● Work instructions: Extract the entries in their exact form.

Stored data entries
# # # #

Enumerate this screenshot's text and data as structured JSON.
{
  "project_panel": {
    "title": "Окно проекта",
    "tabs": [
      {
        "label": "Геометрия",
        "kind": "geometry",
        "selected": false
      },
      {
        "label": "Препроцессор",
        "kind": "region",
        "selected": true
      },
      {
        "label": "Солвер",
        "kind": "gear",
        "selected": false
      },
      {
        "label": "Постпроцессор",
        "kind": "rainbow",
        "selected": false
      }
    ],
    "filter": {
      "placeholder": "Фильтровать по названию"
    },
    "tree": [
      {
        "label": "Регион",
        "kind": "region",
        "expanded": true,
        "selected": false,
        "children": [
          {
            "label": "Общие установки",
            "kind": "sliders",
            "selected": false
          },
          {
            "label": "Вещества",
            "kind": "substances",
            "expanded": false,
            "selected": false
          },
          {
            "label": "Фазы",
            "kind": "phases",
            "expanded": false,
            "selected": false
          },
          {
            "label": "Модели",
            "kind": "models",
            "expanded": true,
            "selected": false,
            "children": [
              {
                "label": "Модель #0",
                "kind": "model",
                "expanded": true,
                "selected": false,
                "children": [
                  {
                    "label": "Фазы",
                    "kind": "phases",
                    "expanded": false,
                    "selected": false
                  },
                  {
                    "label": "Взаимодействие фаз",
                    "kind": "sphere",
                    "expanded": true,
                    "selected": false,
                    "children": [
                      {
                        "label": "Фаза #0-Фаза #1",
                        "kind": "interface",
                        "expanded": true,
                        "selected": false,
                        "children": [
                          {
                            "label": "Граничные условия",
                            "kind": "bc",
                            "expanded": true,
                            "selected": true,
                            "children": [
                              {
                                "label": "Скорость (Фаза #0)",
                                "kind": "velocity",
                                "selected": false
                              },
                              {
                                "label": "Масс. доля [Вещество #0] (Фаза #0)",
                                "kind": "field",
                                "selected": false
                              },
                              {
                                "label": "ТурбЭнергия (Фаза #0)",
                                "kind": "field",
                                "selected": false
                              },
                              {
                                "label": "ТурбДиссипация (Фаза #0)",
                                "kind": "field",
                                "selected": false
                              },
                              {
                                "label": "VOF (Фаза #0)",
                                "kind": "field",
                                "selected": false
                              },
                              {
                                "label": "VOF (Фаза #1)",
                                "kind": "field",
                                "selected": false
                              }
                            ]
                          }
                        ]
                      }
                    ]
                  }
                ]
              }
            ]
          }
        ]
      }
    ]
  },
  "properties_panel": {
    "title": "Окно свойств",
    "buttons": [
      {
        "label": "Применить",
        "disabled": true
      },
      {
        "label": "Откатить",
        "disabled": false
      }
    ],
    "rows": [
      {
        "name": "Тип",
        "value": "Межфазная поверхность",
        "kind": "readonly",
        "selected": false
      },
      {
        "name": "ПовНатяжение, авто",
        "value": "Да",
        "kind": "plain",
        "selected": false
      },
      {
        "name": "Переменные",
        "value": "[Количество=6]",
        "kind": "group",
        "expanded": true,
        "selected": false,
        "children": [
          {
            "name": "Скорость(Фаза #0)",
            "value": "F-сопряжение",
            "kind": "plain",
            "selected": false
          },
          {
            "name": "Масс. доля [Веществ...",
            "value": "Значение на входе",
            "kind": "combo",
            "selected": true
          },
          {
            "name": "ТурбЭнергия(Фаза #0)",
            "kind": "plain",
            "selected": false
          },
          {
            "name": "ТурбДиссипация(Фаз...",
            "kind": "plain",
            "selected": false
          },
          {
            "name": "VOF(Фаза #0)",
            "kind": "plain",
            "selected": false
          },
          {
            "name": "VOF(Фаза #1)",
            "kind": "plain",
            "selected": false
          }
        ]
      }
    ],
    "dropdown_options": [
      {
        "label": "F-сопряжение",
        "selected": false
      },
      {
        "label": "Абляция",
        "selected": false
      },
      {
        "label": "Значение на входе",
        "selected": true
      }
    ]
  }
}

# # # #

● Response to this task:
Enumerate this screenshot's text and data as structured JSON.
{
  "project_panel": {
    "title": "Окно проекта",
    "tabs": [
      {
        "label": "Геометрия",
        "kind": "geometry",
        "selected": false
      },
      {
        "label": "Препроцессор",
        "kind": "region",
        "selected": true
      },
      {
        "label": "Солвер",
        "kind": "gear",
        "selected": false
      },
      {
        "label": "Постпроцессор",
        "kind": "rainbow",
        "selected": false
      }
    ],
    "filter": {
      "placeholder": "Фильтровать по названию"
    },
    "tree": [
      {
        "label": "Регион",
        "kind": "region",
        "expanded": true,
        "selected": false,
        "children": [
          {
            "label": "Общие установки",
            "kind": "sliders",
            "selected": false
          },
          {
            "label": "Вещества",
            "kind": "substances",
            "expanded": false,
            "selected": false
          },
          {
            "label": "Фазы",
            "kind": "phases",
            "expanded": false,
            "selected": false
          },
          {
            "label": "Модели",
            "kind": "models",
            "expanded": true,
            "selected": false,
            "children": [
              {
                "label": "Модель #0",
                "kind": "model",
                "expanded": true,
                "selected": false,
                "children": [
                  {
                    "label": "Фазы",
                    "kind": "phases",
                    "expanded": false,
                    "selected": false
                  },
                  {
                    "label": "Взаимодействие фаз",
                    "kind": "sphere",
                    "expanded": true,
                    "selected": false,
                    "children": [
                      {
                        "label": "Фаза #0-Фаза #1",
                        "kind": "interface",
                        "expanded": true,
                        "selected": false,
                        "children": [
                          {
                            "label": "Граничные условия",
                            "kind": "bc",
                            "expanded": true,
                            "selected": true,
                            "children": [
                              {
                                "label": "Скорость (Фаза #0)",
                                "kind": "velocity",
                                "selected": false
                              },
                              {
                                "label": "Масс. доля [Вещество #0] (Фаза #0)",
                                "kind": "field",
                                "selected": false
                              },
                              {
                                "label": "ТурбЭнергия (Фаза #0)",
                                "kind": "field",
                                "selected": false
                              },
                              {
                                "label": "ТурбДиссипация (Фаза #0)",
                                "kind": "field",
                                "selected": false
                              },
                              {
                                "label": "VOF (Фаза #0)",
                                "kind": "field",
                                "selected": false
                              },
                              {
                                "label": "VOF (Фаза #1)",
                                "kind": "field",
                                "selected": false
                              }
                            ]
                          }
                        ]
                      }
                    ]
                  }
                ]
              }
            ]
          }
        ]
      }
    ]
  },
  "properties_panel": {
    "title": "Окно свойств",
    "buttons": [
      {
        "label": "Применить",
        "disabled": true
      },
      {
        "label": "Откатить",
        "disabled": false
      }
    ],
    "rows": [
      {
        "name": "Тип",
        "value": "Межфазная поверхность",
        "kind": "readonly",
        "selected": false
      },
      {
        "name": "ПовНатяжение, авто",
        "value": "Да",
        "kind": "plain",
        "selected": false
      },
      {
        "name": "Переменные",
        "value": "[Количество=6]",
        "kind": "group",
        "expanded": true,
        "selected": false,
        "children": [
          {
            "name": "Скорость(Фаза #0)",
            "value": "F-сопряжение",
            "kind": "plain",
            "selected": false
          },
          {
            "name": "Масс. доля [Веществ...",
            "value": "Значение на входе",
            "kind": "combo",
            "selected": true
          },
          {
            "name": "ТурбЭнергия(Фаза #0)",
            "kind": "plain",
            "selected": false
          },
          {
            "name": "ТурбДиссипация(Фаз...",
            "kind": "plain",
            "selected": false
          },
          {
            "name": "VOF(Фаза #0)",
            "kind": "plain",
            "selected": false
          },
          {
            "name": "VOF(Фаза #1)",
            "kind": "plain",
            "selected": false
          }
        ]
      }
    ],
    "dropdown_options": [
      {
        "label": "F-сопряжение",
        "selected": false
      },
      {
        "label": "Абляция",
        "selected": false
      },
      {
        "label": "Значение на входе",
        "selected": true
      }
    ]
  }
}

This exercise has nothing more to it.